== Given records ==
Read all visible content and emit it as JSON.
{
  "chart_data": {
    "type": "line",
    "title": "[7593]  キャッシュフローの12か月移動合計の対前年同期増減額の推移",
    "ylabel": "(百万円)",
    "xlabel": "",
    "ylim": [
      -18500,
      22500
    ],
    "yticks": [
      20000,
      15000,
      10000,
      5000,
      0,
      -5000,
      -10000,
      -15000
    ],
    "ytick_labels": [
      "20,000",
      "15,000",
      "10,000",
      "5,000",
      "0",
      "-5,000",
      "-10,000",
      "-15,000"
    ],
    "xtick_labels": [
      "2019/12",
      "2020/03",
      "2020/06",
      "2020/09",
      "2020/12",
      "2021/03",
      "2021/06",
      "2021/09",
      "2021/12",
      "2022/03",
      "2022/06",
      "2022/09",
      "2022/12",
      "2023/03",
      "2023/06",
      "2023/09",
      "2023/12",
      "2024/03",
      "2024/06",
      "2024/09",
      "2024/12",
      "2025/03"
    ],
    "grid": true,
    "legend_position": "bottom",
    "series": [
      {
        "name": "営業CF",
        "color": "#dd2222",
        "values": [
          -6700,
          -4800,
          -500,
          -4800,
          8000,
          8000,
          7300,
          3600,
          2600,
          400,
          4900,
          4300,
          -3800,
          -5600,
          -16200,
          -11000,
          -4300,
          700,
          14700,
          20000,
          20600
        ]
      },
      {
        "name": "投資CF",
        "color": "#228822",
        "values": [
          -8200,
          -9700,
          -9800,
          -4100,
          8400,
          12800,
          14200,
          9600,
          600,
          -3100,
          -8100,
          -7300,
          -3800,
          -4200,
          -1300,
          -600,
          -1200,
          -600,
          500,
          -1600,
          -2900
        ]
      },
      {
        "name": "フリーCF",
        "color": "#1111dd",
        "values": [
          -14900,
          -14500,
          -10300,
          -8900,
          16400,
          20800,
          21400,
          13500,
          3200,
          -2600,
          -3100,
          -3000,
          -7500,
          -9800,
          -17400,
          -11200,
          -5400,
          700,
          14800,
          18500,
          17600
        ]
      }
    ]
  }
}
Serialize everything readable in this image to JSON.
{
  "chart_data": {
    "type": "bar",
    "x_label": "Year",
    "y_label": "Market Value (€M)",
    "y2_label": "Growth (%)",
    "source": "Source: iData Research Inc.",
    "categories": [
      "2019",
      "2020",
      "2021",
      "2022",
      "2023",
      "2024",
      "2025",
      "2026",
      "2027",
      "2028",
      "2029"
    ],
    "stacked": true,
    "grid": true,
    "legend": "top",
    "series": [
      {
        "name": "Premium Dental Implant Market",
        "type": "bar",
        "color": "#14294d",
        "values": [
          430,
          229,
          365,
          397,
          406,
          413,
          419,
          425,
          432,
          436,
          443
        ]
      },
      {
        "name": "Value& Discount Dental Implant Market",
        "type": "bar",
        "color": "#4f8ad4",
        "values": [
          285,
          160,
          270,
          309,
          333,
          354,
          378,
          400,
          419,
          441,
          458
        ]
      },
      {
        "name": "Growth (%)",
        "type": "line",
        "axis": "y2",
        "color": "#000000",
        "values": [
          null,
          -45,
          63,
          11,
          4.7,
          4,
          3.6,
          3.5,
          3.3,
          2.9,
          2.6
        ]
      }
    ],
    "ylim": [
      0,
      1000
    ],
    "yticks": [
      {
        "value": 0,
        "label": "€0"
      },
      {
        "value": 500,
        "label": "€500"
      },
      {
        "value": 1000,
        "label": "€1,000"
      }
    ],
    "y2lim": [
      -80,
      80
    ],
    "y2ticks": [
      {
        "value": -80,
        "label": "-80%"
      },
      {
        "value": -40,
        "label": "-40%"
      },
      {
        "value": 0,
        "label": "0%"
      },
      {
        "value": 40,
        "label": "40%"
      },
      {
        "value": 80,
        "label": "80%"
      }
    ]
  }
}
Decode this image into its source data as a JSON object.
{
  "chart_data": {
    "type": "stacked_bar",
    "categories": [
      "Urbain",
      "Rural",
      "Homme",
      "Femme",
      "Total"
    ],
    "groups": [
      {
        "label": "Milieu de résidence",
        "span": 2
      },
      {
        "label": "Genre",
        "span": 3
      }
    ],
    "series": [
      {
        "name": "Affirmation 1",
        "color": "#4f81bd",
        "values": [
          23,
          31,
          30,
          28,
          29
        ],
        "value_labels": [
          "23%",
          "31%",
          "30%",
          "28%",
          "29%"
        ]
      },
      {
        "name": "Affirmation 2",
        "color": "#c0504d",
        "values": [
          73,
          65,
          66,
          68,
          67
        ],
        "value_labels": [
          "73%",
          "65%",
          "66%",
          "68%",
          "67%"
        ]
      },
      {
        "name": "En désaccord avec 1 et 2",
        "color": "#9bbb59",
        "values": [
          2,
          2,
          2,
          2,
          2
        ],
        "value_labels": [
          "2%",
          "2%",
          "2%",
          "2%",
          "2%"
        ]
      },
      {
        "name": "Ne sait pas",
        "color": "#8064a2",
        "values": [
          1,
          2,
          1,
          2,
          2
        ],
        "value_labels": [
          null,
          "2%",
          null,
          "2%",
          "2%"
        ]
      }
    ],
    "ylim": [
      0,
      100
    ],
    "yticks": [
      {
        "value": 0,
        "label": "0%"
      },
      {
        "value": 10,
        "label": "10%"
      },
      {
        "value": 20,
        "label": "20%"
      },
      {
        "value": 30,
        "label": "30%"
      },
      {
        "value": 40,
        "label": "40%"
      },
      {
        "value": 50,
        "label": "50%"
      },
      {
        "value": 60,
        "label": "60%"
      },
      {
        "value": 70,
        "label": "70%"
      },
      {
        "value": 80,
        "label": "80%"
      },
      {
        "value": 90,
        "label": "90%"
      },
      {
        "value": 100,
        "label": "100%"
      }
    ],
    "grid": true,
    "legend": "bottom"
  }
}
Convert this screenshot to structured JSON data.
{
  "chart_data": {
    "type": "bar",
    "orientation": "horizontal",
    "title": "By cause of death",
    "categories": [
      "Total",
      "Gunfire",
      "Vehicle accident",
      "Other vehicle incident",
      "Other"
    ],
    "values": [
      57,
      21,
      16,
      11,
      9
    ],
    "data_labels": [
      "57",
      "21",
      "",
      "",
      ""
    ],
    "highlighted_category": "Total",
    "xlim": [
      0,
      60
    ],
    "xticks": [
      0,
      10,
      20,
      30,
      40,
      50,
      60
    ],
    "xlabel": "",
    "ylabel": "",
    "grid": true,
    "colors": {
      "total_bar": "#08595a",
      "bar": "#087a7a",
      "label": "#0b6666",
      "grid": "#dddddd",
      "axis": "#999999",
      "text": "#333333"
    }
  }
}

== Short exercise ==
Print the records once more, exactly as they were given.

== Expected answer ==
Read all visible content and emit it as JSON.
{
  "chart_data": {
    "type": "line",
    "title": "[7593]  キャッシュフローの12か月移動合計の対前年同期増減額の推移",
    "ylabel": "(百万円)",
    "xlabel": "",
    "ylim": [
      -18500,
      22500
    ],
    "yticks": [
      20000,
      15000,
      10000,
      5000,
      0,
      -5000,
      -10000,
      -15000
    ],
    "ytick_labels": [
      "20,000",
      "15,000",
      "10,000",
      "5,000",
      "0",
      "-5,000",
      "-10,000",
      "-15,000"
    ],
    "xtick_labels": [
      "2019/12",
      "2020/03",
      "2020/06",
      "2020/09",
      "2020/12",
      "2021/03",
      "2021/06",
      "2021/09",
      "2021/12",
      "2022/03",
      "2022/06",
      "2022/09",
      "2022/12",
      "2023/03",
      "2023/06",
      "2023/09",
      "2023/12",
      "2024/03",
      "2024/06",
      "2024/09",
      "2024/12",
      "2025/03"
    ],
    "grid": true,
    "legend_position": "bottom",
    "series": [
      {
        "name": "営業CF",
        "color": "#dd2222",
        "values": [
          -6700,
          -4800,
          -500,
          -4800,
          8000,
          8000,
          7300,
          3600,
          2600,
          400,
          4900,
          4300,
          -3800,
          -5600,
          -16200,
          -11000,
          -4300,
          700,
          14700,
          20000,
          20600
        ]
      },
      {
        "name": "投資CF",
        "color": "#228822",
        "values": [
          -8200,
          -9700,
          -9800,
          -4100,
          8400,
          12800,
          14200,
          9600,
          600,
          -3100,
          -8100,
          -7300,
          -3800,
          -4200,
          -1300,
          -600,
          -1200,
          -600,
          500,
          -1600,
          -2900
        ]
      },
      {
        "name": "フリーCF",
        "color": "#1111dd",
        "values": [
          -14900,
          -14500,
          -10300,
          -8900,
          16400,
          20800,
          21400,
          13500,
          3200,
          -2600,
          -3100,
          -3000,
          -7500,
          -9800,
          -17400,
          -11200,
          -5400,
          700,
          14800,
          18500,
          17600
        ]
      }
    ]
  }
}
Serialize everything readable in this image to JSON.
{
  "chart_data": {
    "type": "bar",
    "x_label": "Year",
    "y_label": "Market Value (€M)",
    "y2_label": "Growth (%)",
    "source": "Source: iData Research Inc.",
    "categories": [
      "2019",
      "2020",
      "2021",
      "2022",
      "2023",
      "2024",
      "2025",
      "2026",
      "2027",
      "2028",
      "2029"
    ],
    "stacked": true,
    "grid": true,
    "legend": "top",
    "series": [
      {
        "name": "Premium Dental Implant Market",
        "type": "bar",
        "color": "#14294d",
        "values": [
          430,
          229,
          365,
          397,
          406,
          413,
          419,
          425,
          432,
          436,
          443
        ]
      },
      {
        "name": "Value& Discount Dental Implant Market",
        "type": "bar",
        "color": "#4f8ad4",
        "values": [
          285,
          160,
          270,
          309,
          333,
          354,
          378,
          400,
          419,
          441,
          458
        ]
      },
      {
        "name": "Growth (%)",
        "type": "line",
        "axis": "y2",
        "color": "#000000",
        "values": [
          null,
          -45,
          63,
          11,
          4.7,
          4,
          3.6,
          3.5,
          3.3,
          2.9,
          2.6
        ]
      }
    ],
    "ylim": [
      0,
      1000
    ],
    "yticks": [
      {
        "value": 0,
        "label": "€0"
      },
      {
        "value": 500,
        "label": "€500"
      },
      {
        "value": 1000,
        "label": "€1,000"
      }
    ],
    "y2lim": [
      -80,
      80
    ],
    "y2ticks": [
      {
        "value": -80,
        "label": "-80%"
      },
      {
        "value": -40,
        "label": "-40%"
      },
      {
        "value": 0,
        "label": "0%"
      },
      {
        "value": 40,
        "label": "40%"
      },
      {
        "value": 80,
        "label": "80%"
      }
    ]
  }
}
Decode this image into its source data as a JSON object.
{
  "chart_data": {
    "type": "stacked_bar",
    "categories": [
      "Urbain",
      "Rural",
      "Homme",
      "Femme",
      "Total"
    ],
    "groups": [
      {
        "label": "Milieu de résidence",
        "span": 2
      },
      {
        "label": "Genre",
        "span": 3
      }
    ],
    "series": [
      {
        "name": "Affirmation 1",
        "color": "#4f81bd",
        "values": [
          23,
          31,
          30,
          28,
          29
        ],
        "value_labels": [
          "23%",
          "31%",
          "30%",
          "28%",
          "29%"
        ]
      },
      {
        "name": "Affirmation 2",
        "color": "#c0504d",
        "values": [
          73,
          65,
          66,
          68,
          67
        ],
        "value_labels": [
          "73%",
          "65%",
          "66%",
          "68%",
          "67%"
        ]
      },
      {
        "name": "En désaccord avec 1 et 2",
        "color": "#9bbb59",
        "values": [
          2,
          2,
          2,
          2,
          2
        ],
        "value_labels": [
          "2%",
          "2%",
          "2%",
          "2%",
          "2%"
        ]
      },
      {
        "name": "Ne sait pas",
        "color": "#8064a2",
        "values": [
          1,
          2,
          1,
          2,
          2
        ],
        "value_labels": [
          null,
          "2%",
          null,
          "2%",
          "2%"
        ]
      }
    ],
    "ylim": [
      0,
      100
    ],
    "yticks": [
      {
        "value": 0,
        "label": "0%"
      },
      {
        "value": 10,
        "label": "10%"
      },
      {
        "value": 20,
        "label": "20%"
      },
      {
        "value": 30,
        "label": "30%"
      },
      {
        "value": 40,
        "label": "40%"
      },
      {
        "value": 50,
        "label": "50%"
      },
      {
        "value": 60,
        "label": "60%"
      },
      {
        "value": 70,
        "label": "70%"
      },
      {
        "value": 80,
        "label": "80%"
      },
      {
        "value": 90,
        "label": "90%"
      },
      {
        "value": 100,
        "label": "100%"
      }
    ],
    "grid": true,
    "legend": "bottom"
  }
}
Convert this screenshot to structured JSON data.
{
  "chart_data": {
    "type": "bar",
    "orientation": "horizontal",
    "title": "By cause of death",
    "categories": [
      "Total",
      "Gunfire",
      "Vehicle accident",
      "Other vehicle incident",
      "Other"
    ],
    "values": [
      57,
      21,
      16,
      11,
      9
    ],
    "data_labels": [
      "57",
      "21",
      "",
      "",
      ""
    ],
    "highlighted_category": "Total",
    "xlim": [
      0,
      60
    ],
    "xticks": [
      0,
      10,
      20,
      30,
      40,
      50,
      60
    ],
    "xlabel": "",
    "ylabel": "",
    "grid": true,
    "colors": {
      "total_bar": "#08595a",
      "bar": "#087a7a",
      "label": "#0b6666",
      "grid": "#dddddd",
      "axis": "#999999",
      "text": "#333333"
    }
  }
}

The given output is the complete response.